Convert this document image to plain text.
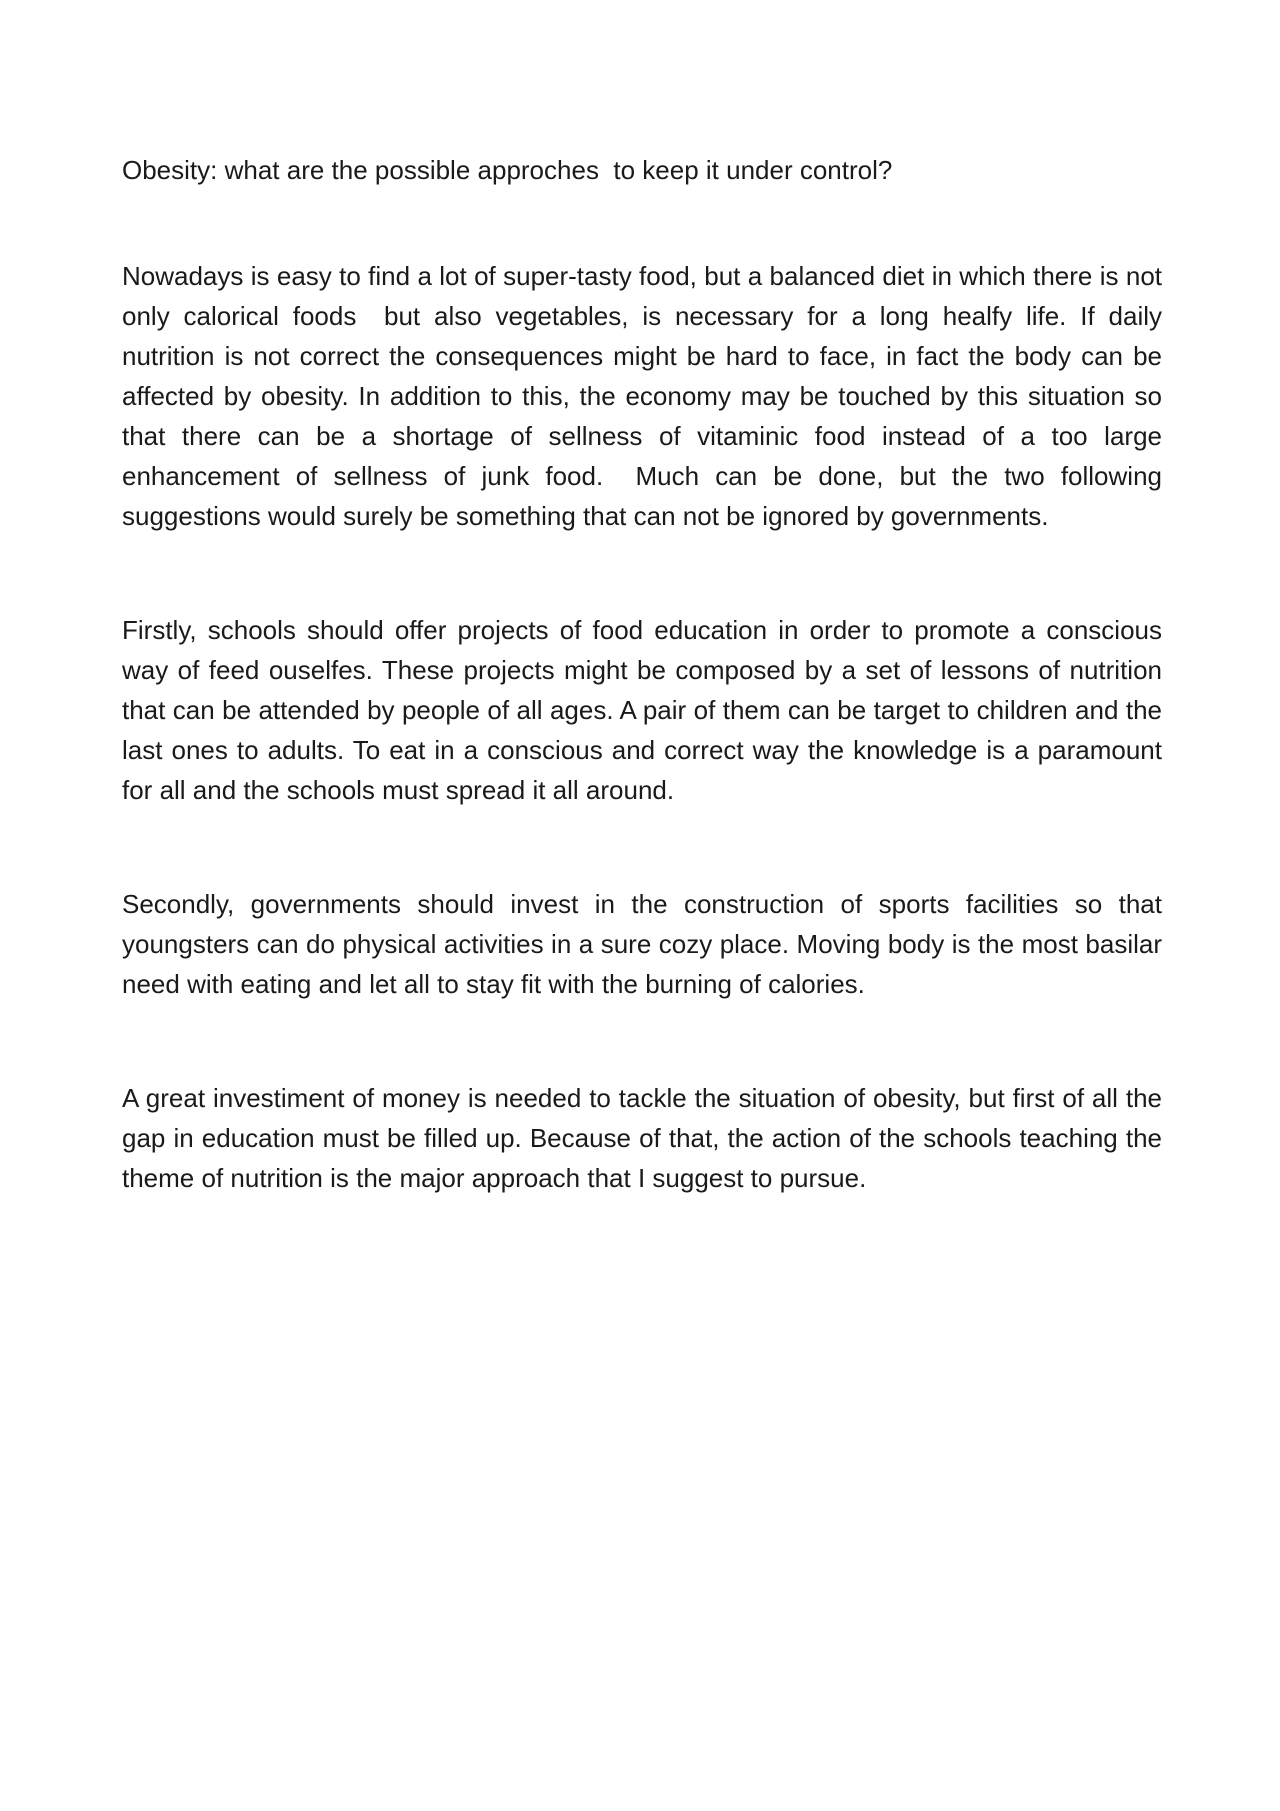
Obesity: what are the possible approches  to keep it under control?

Nowadays is easy to find a lot of super-tasty food, but a balanced diet in which there is not only calorical foods  but also vegetables, is necessary for a long healfy life. If daily nutrition is not correct the consequences might be hard to face, in fact the body can be affected by obesity. In addition to this, the economy may be touched by this situation so that there can be a shortage of sellness of vitaminic food instead of a too large enhancement of sellness of junk food.  Much can be done, but the two following suggestions would surely be something that can not be ignored by governments.

Firstly, schools should offer projects of food education in order to promote a conscious way of feed ouselfes. These projects might be composed by a set of lessons of nutrition that can be attended by people of all ages. A pair of them can be target to children and the last ones to adults. To eat in a conscious and correct way the knowledge is a paramount for all and the schools must spread it all around.

Secondly, governments should invest in the construction of sports facilities so that youngsters can do physical activities in a sure cozy place. Moving body is the most basilar need with eating and let all to stay fit with the burning of calories.

A great investiment of money is needed to tackle the situation of obesity, but first of all the gap in education must be filled up. Because of that, the action of the schools teaching the theme of nutrition is the major approach that I suggest to pursue.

EXERCISE TASK: The data above should be repeated exactly, minus any pictures.

RESULT:
Convert this document image to plain text.
Obesity: what are the possible approches  to keep it under control?

Nowadays is easy to find a lot of super-tasty food, but a balanced diet in which there is not only calorical foods  but also vegetables, is necessary for a long healfy life. If daily nutrition is not correct the consequences might be hard to face, in fact the body can be affected by obesity. In addition to this, the economy may be touched by this situation so that there can be a shortage of sellness of vitaminic food instead of a too large enhancement of sellness of junk food.  Much can be done, but the two following suggestions would surely be something that can not be ignored by governments.

Firstly, schools should offer projects of food education in order to promote a conscious way of feed ouselfes. These projects might be composed by a set of lessons of nutrition that can be attended by people of all ages. A pair of them can be target to children and the last ones to adults. To eat in a conscious and correct way the knowledge is a paramount for all and the schools must spread it all around.

Secondly, governments should invest in the construction of sports facilities so that youngsters can do physical activities in a sure cozy place. Moving body is the most basilar need with eating and let all to stay fit with the burning of calories.

A great investiment of money is needed to tackle the situation of obesity, but first of all the gap in education must be filled up. Because of that, the action of the schools teaching the theme of nutrition is the major approach that I suggest to pursue.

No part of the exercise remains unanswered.